■ Problem description ■
Count every line that holds the string "BÉRIKA", and report the number alone.

━━━

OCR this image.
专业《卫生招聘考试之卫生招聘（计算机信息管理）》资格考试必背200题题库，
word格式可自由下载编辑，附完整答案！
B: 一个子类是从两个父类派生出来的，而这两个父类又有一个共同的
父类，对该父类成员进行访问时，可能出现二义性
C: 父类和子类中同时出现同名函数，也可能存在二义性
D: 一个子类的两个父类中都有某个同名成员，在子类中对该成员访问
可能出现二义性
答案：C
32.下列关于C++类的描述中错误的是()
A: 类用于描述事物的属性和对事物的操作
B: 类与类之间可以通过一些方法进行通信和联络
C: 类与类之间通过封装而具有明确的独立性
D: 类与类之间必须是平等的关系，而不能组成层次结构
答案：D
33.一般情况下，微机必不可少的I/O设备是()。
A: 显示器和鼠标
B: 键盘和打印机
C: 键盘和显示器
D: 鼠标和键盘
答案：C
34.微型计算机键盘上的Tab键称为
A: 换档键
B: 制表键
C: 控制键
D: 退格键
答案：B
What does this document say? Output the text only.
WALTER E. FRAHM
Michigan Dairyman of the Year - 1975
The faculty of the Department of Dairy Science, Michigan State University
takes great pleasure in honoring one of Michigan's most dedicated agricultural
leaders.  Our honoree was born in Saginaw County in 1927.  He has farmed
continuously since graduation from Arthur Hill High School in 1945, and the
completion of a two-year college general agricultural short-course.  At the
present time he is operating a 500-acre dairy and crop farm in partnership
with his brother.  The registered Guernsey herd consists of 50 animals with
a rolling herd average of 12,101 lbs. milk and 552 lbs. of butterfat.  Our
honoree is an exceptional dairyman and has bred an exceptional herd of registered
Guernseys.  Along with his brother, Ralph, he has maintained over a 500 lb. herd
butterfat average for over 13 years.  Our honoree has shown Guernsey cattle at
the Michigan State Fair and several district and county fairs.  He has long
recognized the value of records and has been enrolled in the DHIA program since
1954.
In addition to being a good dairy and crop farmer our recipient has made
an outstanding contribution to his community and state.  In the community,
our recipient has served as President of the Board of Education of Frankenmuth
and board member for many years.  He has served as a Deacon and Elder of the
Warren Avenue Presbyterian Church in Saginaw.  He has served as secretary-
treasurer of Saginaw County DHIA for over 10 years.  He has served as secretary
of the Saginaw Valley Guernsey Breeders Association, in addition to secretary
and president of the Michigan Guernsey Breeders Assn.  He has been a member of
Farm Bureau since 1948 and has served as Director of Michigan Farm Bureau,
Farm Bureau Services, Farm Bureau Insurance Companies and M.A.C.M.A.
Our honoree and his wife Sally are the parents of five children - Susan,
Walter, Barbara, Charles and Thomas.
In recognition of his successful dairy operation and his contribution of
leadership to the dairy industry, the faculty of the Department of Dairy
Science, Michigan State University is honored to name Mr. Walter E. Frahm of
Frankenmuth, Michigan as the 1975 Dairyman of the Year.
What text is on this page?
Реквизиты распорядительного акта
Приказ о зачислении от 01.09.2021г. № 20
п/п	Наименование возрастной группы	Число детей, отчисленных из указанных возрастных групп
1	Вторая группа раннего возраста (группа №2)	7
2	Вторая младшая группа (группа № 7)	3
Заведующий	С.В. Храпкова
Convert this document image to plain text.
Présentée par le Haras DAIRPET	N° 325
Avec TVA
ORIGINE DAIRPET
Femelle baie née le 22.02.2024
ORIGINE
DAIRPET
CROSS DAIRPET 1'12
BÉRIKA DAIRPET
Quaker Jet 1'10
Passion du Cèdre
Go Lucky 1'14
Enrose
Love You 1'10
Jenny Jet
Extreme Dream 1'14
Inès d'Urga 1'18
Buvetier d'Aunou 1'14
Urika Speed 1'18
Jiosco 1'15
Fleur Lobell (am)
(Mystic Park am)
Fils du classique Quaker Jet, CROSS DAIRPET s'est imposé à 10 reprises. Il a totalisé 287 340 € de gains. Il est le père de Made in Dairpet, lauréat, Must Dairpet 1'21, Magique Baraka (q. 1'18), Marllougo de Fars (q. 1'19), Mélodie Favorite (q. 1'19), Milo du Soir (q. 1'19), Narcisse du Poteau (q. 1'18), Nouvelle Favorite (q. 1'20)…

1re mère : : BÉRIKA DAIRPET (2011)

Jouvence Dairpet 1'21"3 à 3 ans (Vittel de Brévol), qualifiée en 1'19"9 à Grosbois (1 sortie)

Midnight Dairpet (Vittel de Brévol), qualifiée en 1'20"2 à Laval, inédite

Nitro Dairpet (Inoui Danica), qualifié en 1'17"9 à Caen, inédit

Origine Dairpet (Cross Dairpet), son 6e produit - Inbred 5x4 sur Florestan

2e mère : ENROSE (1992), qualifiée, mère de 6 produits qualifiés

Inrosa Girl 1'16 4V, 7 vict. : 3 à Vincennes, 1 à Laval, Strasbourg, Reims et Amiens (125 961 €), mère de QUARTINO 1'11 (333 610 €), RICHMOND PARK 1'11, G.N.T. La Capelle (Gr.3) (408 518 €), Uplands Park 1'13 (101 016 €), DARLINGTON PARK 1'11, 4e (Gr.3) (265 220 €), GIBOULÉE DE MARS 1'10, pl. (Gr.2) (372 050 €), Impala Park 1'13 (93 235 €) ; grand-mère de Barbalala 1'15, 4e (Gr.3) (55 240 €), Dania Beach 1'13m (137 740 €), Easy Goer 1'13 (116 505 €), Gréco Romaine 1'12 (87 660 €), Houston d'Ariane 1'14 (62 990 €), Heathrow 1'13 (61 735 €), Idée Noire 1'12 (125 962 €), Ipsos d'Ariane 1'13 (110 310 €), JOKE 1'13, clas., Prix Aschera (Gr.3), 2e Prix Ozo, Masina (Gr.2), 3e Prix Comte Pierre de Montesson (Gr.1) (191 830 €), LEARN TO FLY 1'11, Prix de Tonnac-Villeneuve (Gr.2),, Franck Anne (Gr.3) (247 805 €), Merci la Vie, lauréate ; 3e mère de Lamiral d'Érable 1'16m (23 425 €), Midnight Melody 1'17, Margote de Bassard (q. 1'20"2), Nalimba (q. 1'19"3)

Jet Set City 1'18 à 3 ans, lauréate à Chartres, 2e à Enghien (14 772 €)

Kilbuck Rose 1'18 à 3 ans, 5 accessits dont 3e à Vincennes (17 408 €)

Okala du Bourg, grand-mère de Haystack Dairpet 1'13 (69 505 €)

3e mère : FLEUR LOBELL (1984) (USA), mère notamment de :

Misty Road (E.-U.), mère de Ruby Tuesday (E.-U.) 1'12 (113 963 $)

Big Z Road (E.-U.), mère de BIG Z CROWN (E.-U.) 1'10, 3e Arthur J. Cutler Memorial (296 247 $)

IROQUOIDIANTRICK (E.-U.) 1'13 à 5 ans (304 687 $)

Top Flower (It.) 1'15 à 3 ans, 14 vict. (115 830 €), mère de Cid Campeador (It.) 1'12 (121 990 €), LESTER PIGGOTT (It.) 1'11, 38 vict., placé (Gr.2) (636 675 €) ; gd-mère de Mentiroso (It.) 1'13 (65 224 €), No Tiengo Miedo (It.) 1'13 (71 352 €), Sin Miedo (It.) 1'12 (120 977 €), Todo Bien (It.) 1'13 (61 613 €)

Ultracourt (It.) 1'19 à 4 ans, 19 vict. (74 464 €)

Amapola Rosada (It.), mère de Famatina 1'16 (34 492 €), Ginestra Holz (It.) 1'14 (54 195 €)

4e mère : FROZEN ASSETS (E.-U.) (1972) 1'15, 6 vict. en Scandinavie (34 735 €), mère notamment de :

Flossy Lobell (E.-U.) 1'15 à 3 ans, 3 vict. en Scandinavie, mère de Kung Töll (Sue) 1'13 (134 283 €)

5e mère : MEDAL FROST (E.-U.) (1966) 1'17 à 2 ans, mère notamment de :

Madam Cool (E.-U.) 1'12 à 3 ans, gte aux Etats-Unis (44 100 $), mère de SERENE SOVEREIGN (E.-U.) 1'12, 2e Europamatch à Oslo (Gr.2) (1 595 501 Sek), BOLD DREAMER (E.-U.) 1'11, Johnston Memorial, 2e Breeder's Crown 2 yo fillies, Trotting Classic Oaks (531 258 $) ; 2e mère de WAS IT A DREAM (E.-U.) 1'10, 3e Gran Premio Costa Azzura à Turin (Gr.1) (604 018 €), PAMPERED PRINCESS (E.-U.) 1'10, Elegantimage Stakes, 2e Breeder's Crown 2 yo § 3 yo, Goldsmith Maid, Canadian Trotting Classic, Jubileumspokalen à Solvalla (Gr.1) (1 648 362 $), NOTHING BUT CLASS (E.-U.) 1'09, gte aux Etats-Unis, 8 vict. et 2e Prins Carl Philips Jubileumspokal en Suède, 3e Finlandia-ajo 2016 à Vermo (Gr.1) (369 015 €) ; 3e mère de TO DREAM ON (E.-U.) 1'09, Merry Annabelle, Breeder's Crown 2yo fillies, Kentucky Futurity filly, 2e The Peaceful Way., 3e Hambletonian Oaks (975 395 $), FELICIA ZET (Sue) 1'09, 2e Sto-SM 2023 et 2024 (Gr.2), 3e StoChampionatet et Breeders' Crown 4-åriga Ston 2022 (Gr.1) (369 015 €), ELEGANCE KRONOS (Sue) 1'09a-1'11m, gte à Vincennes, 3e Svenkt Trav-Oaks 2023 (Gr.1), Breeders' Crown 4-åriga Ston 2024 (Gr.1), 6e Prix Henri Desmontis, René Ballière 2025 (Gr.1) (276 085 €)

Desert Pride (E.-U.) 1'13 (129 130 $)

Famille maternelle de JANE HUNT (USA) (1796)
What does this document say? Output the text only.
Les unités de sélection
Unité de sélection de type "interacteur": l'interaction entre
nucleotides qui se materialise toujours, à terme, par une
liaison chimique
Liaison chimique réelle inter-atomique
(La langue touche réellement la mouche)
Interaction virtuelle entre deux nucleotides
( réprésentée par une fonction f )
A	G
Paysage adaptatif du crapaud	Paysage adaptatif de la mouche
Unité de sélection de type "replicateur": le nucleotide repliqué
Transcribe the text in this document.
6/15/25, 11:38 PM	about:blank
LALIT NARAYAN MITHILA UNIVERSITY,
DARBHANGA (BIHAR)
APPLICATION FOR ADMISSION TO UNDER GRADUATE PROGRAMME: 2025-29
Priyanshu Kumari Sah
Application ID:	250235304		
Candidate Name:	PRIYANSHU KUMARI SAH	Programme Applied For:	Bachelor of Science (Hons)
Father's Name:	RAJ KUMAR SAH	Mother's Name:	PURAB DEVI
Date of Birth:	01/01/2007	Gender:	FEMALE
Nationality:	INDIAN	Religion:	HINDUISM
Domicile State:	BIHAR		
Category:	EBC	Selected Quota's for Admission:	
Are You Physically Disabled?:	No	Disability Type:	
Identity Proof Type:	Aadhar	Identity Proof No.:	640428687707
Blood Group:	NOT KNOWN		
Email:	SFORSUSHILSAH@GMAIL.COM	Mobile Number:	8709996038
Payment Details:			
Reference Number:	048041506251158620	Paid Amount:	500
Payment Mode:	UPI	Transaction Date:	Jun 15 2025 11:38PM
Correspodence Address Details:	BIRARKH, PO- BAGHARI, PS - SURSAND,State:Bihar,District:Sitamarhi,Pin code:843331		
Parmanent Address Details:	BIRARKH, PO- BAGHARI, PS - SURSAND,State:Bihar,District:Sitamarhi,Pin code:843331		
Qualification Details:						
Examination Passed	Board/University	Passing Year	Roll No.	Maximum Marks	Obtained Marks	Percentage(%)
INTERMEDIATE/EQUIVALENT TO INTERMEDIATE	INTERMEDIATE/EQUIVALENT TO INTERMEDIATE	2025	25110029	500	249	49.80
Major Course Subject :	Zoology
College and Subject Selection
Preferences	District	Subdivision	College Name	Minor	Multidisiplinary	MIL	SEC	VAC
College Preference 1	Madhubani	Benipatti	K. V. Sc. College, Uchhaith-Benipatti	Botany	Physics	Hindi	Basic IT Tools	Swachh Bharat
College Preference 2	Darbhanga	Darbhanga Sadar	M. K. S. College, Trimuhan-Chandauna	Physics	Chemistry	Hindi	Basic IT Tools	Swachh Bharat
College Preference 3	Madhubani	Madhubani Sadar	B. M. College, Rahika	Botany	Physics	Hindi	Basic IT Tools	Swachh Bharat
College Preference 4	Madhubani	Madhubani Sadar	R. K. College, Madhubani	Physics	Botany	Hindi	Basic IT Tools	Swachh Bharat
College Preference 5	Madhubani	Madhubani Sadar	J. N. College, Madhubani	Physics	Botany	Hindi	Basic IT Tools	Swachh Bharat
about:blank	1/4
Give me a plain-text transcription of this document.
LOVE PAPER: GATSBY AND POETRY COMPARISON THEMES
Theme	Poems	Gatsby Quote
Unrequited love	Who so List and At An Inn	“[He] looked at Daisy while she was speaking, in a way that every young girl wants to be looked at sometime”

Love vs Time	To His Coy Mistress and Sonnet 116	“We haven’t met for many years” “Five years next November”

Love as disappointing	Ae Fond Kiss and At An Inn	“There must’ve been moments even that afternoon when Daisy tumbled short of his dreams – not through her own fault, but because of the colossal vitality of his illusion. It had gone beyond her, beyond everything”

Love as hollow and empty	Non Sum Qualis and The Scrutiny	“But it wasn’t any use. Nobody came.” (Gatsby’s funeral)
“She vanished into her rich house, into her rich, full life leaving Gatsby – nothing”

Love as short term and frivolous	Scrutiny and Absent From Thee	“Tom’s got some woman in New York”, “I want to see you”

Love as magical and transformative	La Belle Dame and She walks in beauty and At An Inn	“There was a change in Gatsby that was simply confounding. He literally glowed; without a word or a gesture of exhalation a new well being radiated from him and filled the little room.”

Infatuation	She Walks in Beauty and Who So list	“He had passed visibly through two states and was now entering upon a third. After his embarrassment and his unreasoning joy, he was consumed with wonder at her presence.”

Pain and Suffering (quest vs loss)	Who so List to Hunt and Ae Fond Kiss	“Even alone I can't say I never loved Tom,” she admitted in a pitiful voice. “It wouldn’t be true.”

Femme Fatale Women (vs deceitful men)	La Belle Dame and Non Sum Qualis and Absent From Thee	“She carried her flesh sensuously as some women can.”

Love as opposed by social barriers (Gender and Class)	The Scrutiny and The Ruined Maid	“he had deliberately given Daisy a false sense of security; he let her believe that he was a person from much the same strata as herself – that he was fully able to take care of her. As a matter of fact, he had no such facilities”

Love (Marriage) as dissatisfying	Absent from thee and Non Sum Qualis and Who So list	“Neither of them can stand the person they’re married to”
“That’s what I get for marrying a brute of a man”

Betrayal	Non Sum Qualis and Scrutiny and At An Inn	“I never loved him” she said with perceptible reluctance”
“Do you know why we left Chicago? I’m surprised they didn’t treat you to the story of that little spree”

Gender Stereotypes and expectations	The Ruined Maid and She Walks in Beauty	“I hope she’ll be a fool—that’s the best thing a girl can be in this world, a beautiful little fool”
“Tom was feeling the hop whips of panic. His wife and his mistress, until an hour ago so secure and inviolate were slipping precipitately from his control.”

━━━

■ Exercise response ■
2